◆ DO THIS ◆
Transcribe the following lines verbatim, starting at the line that contains "Enumerate the UI" and ending at the line that contains "play-icon[interactable] bbox=[14, 389, 24, 401]", with both of those lines included.

◆ MATERIAL SUPPLIED ◆

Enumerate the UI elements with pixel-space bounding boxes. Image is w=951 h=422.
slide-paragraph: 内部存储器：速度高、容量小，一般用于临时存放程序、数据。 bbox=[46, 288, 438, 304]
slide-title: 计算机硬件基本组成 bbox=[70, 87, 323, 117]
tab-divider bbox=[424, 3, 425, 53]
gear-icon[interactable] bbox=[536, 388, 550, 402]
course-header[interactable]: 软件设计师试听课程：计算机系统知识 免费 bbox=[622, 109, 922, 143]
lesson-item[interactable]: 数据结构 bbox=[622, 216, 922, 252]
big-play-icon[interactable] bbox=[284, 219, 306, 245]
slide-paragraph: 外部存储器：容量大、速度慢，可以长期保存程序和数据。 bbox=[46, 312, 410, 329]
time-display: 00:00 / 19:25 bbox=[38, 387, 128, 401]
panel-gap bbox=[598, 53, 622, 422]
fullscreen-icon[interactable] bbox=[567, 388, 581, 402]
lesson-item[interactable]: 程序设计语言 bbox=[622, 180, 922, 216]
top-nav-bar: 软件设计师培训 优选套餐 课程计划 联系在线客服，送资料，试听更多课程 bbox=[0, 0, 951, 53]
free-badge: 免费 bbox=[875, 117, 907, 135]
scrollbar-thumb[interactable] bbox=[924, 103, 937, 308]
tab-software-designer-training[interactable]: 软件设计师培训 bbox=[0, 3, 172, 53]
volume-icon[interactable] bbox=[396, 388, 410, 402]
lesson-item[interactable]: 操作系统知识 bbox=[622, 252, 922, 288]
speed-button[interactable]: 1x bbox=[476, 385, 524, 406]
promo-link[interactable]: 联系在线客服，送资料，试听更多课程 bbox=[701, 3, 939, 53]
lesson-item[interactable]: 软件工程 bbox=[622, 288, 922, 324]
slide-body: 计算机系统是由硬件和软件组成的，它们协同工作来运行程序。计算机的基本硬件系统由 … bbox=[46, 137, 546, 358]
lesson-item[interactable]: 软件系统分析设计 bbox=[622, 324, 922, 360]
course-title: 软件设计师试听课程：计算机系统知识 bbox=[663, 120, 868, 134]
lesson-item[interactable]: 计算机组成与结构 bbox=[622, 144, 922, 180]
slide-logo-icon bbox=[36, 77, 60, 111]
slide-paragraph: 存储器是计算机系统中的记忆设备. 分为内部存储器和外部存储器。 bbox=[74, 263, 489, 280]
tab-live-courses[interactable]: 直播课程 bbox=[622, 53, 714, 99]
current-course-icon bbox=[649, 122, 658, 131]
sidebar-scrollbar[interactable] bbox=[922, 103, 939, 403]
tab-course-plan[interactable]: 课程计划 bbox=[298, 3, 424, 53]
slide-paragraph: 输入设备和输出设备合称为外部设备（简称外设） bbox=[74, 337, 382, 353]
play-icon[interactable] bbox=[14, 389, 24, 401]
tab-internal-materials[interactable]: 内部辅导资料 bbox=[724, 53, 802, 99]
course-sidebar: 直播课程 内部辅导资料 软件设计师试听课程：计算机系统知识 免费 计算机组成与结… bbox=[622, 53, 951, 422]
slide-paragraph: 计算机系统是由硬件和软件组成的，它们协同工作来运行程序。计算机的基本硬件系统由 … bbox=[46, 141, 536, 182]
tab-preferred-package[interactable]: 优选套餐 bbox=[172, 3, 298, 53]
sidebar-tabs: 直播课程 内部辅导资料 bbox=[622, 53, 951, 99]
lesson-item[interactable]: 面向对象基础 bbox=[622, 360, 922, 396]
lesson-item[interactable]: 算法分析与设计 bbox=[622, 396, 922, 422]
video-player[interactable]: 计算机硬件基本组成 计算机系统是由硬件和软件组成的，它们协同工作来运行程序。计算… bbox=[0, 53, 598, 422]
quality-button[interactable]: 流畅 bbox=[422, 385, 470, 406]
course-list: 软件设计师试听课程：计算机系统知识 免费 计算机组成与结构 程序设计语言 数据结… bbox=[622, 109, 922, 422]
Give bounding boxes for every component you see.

* * *

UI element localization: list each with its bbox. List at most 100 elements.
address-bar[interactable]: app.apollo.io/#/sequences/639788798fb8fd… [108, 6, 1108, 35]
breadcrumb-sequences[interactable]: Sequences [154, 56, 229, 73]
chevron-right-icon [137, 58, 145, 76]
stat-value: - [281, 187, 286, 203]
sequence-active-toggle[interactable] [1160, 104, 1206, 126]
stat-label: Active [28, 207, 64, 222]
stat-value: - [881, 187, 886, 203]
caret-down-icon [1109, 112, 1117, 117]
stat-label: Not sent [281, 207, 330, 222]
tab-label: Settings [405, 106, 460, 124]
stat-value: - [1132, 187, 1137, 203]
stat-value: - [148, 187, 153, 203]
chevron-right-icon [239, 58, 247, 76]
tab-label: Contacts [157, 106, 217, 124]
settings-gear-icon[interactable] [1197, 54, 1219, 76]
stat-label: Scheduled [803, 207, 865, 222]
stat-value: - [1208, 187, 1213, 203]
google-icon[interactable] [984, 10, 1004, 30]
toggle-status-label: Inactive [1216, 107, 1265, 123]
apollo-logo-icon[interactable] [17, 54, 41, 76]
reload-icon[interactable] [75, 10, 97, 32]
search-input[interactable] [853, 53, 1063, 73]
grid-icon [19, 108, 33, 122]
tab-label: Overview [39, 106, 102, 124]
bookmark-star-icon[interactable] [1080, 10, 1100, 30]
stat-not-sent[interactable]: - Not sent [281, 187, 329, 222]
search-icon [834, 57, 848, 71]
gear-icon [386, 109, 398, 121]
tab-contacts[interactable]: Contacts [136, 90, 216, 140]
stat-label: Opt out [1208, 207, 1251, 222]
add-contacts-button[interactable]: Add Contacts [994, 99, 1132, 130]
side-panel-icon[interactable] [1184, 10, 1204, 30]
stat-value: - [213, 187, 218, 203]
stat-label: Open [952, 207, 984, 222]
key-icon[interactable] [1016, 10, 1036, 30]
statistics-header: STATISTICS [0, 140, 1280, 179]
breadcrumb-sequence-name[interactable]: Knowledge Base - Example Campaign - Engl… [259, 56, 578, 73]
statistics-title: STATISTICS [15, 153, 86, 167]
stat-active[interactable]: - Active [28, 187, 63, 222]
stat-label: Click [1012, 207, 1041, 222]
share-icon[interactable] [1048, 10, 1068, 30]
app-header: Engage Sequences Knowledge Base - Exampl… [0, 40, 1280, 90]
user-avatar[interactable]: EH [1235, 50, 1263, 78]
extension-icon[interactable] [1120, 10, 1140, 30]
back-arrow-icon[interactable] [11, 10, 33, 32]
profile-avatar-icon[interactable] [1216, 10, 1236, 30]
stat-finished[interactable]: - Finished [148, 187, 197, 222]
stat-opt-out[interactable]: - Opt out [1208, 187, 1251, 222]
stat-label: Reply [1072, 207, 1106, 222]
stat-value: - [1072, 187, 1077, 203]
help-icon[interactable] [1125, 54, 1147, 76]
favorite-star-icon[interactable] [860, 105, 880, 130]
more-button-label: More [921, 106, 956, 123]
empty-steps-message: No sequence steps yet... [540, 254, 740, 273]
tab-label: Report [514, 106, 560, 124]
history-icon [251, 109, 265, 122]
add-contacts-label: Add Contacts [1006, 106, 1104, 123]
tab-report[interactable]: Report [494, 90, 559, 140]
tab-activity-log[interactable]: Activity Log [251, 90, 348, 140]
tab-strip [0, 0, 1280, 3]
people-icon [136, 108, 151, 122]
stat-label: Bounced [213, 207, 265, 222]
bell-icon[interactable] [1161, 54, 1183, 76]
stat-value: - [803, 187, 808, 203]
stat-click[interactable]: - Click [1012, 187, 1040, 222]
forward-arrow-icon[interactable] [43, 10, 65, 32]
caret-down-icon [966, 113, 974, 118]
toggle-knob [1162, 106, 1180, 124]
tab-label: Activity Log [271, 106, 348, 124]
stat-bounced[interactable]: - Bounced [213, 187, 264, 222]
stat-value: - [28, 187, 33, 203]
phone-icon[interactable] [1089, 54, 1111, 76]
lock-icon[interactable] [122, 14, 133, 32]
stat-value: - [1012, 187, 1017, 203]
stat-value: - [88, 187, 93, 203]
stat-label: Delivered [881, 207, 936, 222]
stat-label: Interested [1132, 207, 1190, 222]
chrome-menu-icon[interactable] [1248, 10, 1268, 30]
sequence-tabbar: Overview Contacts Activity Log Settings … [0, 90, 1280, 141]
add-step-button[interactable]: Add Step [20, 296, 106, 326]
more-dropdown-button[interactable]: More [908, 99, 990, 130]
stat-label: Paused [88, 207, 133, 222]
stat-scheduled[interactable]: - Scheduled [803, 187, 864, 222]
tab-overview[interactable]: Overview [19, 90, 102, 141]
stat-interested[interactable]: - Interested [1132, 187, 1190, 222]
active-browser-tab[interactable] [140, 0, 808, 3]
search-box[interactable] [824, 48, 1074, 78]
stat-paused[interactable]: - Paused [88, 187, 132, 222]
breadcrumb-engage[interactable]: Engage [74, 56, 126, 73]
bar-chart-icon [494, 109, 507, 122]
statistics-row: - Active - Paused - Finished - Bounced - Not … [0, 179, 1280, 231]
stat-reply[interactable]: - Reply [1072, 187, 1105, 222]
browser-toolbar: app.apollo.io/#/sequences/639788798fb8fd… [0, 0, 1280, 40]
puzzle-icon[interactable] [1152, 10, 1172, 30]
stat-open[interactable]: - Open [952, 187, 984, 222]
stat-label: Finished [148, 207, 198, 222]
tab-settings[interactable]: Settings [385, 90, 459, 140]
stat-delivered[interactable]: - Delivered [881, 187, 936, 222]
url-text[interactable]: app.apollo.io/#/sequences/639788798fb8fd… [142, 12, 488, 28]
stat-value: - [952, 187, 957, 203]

◆ EXERCISE OUTPUT ◆
Enumerate the UI elements with pixel-space bounding boxes. Image is w=951 h=422.
slide-paragraph: 内部存储器：速度高、容量小，一般用于临时存放程序、数据。 bbox=[46, 288, 438, 304]
slide-title: 计算机硬件基本组成 bbox=[70, 87, 323, 117]
tab-divider bbox=[424, 3, 425, 53]
gear-icon[interactable] bbox=[536, 388, 550, 402]
course-header[interactable]: 软件设计师试听课程：计算机系统知识 免费 bbox=[622, 109, 922, 143]
lesson-item[interactable]: 数据结构 bbox=[622, 216, 922, 252]
big-play-icon[interactable] bbox=[284, 219, 306, 245]
slide-paragraph: 外部存储器：容量大、速度慢，可以长期保存程序和数据。 bbox=[46, 312, 410, 329]
time-display: 00:00 / 19:25 bbox=[38, 387, 128, 401]
panel-gap bbox=[598, 53, 622, 422]
fullscreen-icon[interactable] bbox=[567, 388, 581, 402]
lesson-item[interactable]: 程序设计语言 bbox=[622, 180, 922, 216]
top-nav-bar: 软件设计师培训 优选套餐 课程计划 联系在线客服，送资料，试听更多课程 bbox=[0, 0, 951, 53]
free-badge: 免费 bbox=[875, 117, 907, 135]
scrollbar-thumb[interactable] bbox=[924, 103, 937, 308]
tab-software-designer-training[interactable]: 软件设计师培训 bbox=[0, 3, 172, 53]
volume-icon[interactable] bbox=[396, 388, 410, 402]
lesson-item[interactable]: 操作系统知识 bbox=[622, 252, 922, 288]
speed-button[interactable]: 1x bbox=[476, 385, 524, 406]
promo-link[interactable]: 联系在线客服，送资料，试听更多课程 bbox=[701, 3, 939, 53]
lesson-item[interactable]: 软件工程 bbox=[622, 288, 922, 324]
slide-body: 计算机系统是由硬件和软件组成的，它们协同工作来运行程序。计算机的基本硬件系统由 … bbox=[46, 137, 546, 358]
lesson-item[interactable]: 软件系统分析设计 bbox=[622, 324, 922, 360]
course-title: 软件设计师试听课程：计算机系统知识 bbox=[663, 120, 868, 134]
lesson-item[interactable]: 计算机组成与结构 bbox=[622, 144, 922, 180]
slide-logo-icon bbox=[36, 77, 60, 111]
slide-paragraph: 存储器是计算机系统中的记忆设备. 分为内部存储器和外部存储器。 bbox=[74, 263, 489, 280]
tab-live-courses[interactable]: 直播课程 bbox=[622, 53, 714, 99]
current-course-icon bbox=[649, 122, 658, 131]
sidebar-scrollbar[interactable] bbox=[922, 103, 939, 403]
tab-course-plan[interactable]: 课程计划 bbox=[298, 3, 424, 53]
slide-paragraph: 输入设备和输出设备合称为外部设备（简称外设） bbox=[74, 337, 382, 353]
play-icon[interactable] bbox=[14, 389, 24, 401]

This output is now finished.